WHAT YOU NEED TO DO
Go through the material below and copy each line where the word "name" appears.

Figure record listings
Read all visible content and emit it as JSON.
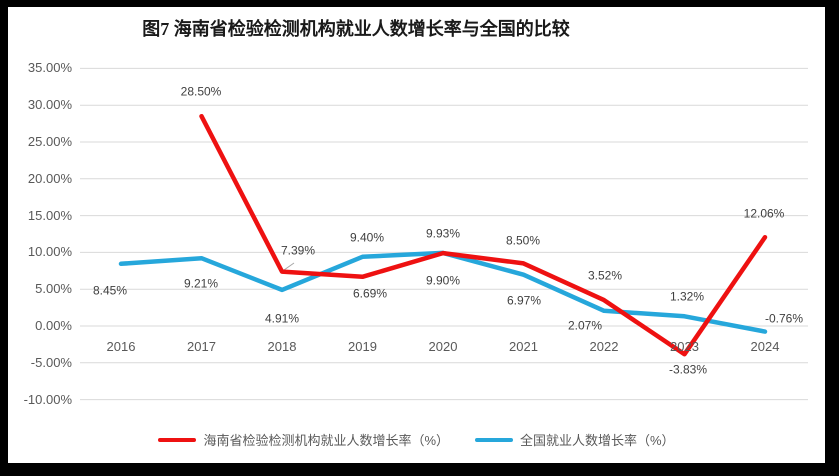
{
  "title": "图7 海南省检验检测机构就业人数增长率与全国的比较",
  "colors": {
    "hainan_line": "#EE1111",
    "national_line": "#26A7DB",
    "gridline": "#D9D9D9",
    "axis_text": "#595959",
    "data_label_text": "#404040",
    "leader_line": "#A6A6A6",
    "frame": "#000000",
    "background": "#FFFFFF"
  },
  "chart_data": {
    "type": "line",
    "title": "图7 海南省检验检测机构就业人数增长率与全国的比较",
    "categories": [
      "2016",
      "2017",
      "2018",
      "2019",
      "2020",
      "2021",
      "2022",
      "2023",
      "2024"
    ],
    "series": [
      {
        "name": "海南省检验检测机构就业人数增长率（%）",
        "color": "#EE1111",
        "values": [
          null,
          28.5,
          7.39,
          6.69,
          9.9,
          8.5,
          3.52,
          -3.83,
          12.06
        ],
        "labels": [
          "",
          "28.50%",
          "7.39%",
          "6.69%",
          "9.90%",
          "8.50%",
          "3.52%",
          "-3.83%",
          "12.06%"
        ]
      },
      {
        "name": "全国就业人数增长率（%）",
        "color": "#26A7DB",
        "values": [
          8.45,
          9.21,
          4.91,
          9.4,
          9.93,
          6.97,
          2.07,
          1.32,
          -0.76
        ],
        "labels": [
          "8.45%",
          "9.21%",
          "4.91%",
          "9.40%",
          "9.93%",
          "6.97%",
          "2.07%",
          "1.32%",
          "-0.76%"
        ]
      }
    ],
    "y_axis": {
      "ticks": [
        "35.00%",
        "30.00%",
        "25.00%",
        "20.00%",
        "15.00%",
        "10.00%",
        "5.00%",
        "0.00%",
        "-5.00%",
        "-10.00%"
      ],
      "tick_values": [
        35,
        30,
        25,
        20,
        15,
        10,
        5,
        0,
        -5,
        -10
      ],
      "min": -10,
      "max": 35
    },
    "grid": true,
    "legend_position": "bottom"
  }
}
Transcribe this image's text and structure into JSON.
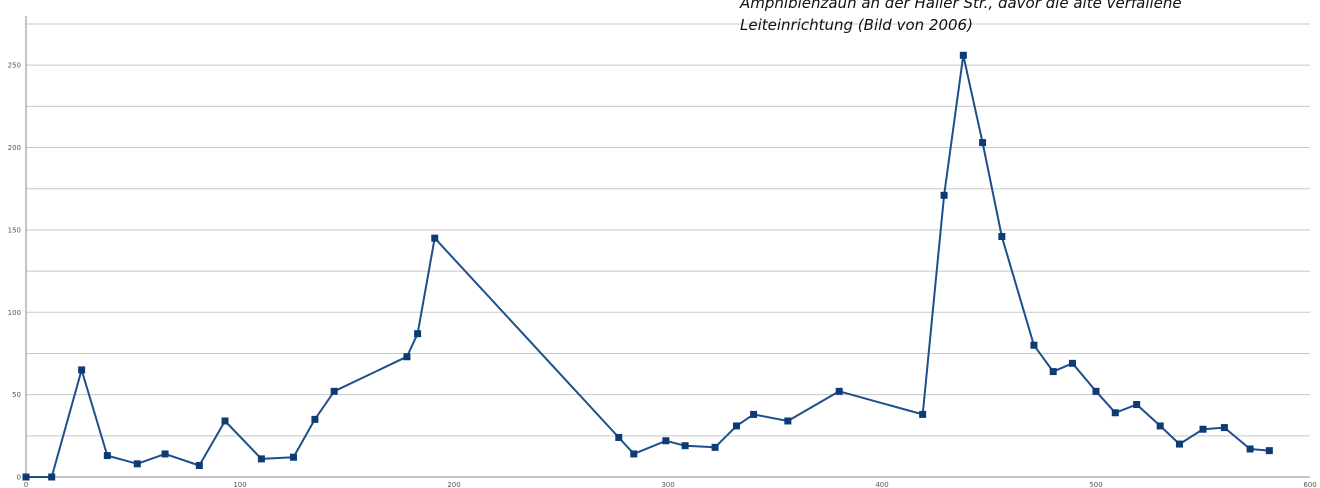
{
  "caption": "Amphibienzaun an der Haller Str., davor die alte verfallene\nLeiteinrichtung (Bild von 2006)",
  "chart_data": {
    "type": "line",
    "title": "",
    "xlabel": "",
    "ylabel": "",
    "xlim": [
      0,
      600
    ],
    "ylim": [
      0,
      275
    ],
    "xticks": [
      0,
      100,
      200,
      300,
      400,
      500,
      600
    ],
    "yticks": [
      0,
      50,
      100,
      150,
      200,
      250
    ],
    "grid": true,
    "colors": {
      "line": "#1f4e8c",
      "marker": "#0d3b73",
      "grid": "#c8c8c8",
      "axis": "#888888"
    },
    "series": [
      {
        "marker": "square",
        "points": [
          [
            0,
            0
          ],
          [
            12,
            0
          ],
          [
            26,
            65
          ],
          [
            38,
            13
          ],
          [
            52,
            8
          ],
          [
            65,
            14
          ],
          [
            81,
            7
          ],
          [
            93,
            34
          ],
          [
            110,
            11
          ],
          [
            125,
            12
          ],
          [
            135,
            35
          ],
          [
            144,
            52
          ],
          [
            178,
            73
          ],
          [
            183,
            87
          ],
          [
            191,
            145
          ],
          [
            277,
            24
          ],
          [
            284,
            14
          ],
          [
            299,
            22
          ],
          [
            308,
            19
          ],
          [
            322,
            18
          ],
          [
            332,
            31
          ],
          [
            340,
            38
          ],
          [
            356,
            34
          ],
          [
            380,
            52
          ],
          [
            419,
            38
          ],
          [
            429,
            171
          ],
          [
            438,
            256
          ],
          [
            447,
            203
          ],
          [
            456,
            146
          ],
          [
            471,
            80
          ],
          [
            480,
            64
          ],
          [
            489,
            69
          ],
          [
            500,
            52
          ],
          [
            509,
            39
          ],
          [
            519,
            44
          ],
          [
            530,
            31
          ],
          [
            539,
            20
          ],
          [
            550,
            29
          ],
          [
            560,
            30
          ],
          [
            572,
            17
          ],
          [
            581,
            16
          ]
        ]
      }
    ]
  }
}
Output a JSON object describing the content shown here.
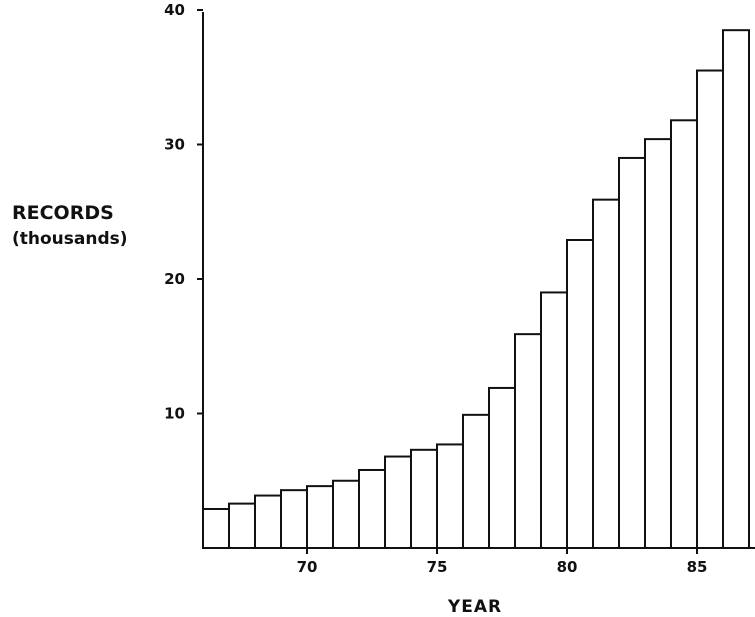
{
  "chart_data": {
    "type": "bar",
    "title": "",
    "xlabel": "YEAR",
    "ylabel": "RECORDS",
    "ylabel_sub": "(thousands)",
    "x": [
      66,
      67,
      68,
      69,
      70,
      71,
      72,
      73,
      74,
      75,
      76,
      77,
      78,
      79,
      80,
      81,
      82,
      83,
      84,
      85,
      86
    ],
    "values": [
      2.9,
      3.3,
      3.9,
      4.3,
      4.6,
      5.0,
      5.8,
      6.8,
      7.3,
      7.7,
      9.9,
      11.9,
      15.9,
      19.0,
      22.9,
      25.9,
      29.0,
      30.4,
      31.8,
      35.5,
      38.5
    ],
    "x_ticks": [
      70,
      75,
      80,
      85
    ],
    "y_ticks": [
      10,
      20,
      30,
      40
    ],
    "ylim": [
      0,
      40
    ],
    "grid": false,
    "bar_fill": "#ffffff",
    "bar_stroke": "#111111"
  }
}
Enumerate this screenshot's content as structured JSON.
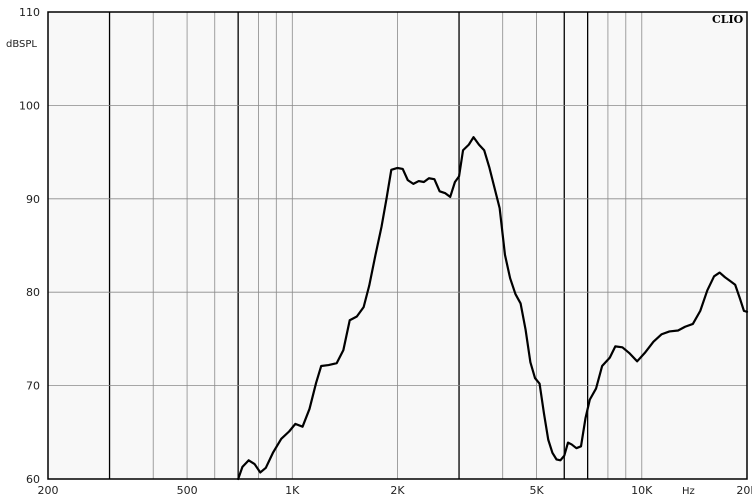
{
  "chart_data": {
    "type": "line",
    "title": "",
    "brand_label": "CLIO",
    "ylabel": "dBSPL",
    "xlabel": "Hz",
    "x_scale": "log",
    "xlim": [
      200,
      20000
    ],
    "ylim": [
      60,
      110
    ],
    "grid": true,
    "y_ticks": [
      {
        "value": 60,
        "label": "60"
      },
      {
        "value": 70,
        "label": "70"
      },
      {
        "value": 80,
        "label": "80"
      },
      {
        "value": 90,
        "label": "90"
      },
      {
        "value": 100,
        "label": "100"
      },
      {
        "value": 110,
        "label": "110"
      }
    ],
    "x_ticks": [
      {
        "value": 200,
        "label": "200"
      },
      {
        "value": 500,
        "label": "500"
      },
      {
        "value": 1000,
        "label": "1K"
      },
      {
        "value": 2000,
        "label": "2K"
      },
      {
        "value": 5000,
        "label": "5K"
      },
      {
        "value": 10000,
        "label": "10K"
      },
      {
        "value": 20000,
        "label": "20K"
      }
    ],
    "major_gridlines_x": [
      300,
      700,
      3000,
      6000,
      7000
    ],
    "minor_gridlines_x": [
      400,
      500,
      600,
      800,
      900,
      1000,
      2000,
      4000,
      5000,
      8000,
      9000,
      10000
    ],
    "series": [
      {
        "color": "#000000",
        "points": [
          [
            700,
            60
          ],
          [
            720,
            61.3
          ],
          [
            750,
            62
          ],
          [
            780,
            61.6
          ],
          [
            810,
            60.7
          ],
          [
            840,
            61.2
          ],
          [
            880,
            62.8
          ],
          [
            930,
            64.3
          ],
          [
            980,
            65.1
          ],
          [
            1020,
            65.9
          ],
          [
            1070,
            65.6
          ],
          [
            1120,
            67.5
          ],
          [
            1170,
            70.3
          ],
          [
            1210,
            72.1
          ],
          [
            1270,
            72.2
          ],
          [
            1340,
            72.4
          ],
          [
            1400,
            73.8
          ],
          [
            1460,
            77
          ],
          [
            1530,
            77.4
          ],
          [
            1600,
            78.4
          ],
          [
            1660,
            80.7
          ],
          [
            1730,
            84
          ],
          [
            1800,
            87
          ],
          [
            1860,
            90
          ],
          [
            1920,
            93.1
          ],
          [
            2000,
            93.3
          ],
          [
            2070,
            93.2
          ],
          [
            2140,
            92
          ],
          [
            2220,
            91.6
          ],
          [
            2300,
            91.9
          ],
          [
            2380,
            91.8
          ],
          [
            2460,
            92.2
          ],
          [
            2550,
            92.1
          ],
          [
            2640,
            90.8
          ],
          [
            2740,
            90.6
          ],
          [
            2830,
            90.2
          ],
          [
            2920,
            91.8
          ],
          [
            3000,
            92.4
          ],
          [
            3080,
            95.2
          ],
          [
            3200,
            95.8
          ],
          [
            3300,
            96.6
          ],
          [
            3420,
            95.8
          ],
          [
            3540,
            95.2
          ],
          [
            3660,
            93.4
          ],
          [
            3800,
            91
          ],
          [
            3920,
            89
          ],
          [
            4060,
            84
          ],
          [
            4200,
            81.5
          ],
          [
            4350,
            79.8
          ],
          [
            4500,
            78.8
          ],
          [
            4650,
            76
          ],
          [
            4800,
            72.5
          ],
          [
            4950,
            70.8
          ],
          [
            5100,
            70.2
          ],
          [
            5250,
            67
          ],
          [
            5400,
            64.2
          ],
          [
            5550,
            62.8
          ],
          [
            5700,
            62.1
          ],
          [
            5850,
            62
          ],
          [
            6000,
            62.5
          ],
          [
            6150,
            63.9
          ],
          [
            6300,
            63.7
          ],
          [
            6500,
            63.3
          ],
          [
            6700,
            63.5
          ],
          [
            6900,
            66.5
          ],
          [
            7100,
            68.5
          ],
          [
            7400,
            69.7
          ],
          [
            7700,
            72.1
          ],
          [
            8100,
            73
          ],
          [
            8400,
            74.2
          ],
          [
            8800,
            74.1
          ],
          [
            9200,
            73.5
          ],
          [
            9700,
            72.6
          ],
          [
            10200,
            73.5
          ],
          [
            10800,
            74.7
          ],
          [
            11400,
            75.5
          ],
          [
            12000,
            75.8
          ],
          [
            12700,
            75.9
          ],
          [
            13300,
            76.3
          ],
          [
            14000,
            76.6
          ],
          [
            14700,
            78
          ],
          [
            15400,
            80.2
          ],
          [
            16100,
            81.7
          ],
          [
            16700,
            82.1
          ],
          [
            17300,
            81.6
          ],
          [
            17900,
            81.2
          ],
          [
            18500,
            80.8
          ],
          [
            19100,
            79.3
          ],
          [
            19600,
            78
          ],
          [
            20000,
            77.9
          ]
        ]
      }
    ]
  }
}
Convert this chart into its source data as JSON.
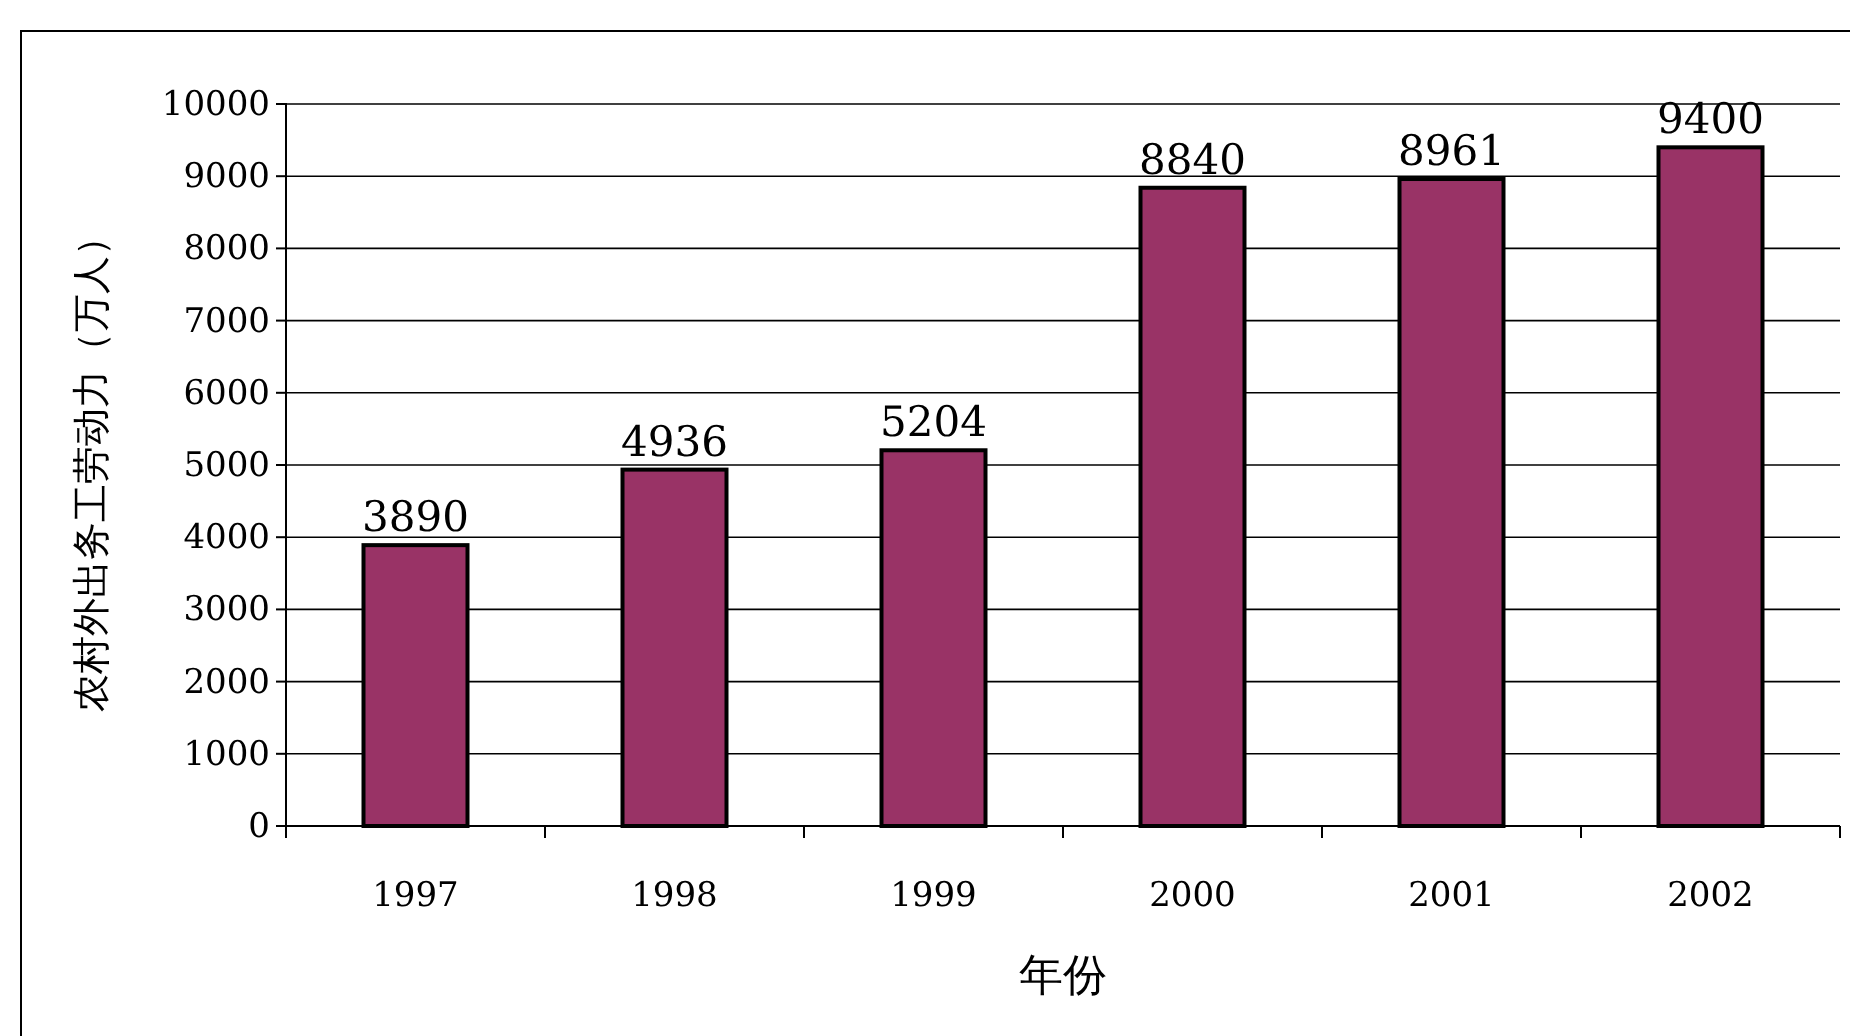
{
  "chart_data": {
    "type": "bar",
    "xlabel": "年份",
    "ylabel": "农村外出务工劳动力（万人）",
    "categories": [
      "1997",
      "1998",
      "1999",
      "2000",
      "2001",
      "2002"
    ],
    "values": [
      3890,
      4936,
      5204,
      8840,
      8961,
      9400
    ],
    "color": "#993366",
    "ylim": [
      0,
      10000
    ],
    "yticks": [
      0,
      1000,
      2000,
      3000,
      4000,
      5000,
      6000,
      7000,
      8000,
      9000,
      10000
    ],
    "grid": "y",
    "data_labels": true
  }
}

FINAL RESULT
        "name": "海南省检验检测机构就业人数增长率（%）",
        "name": "全国就业人数增长率（%）",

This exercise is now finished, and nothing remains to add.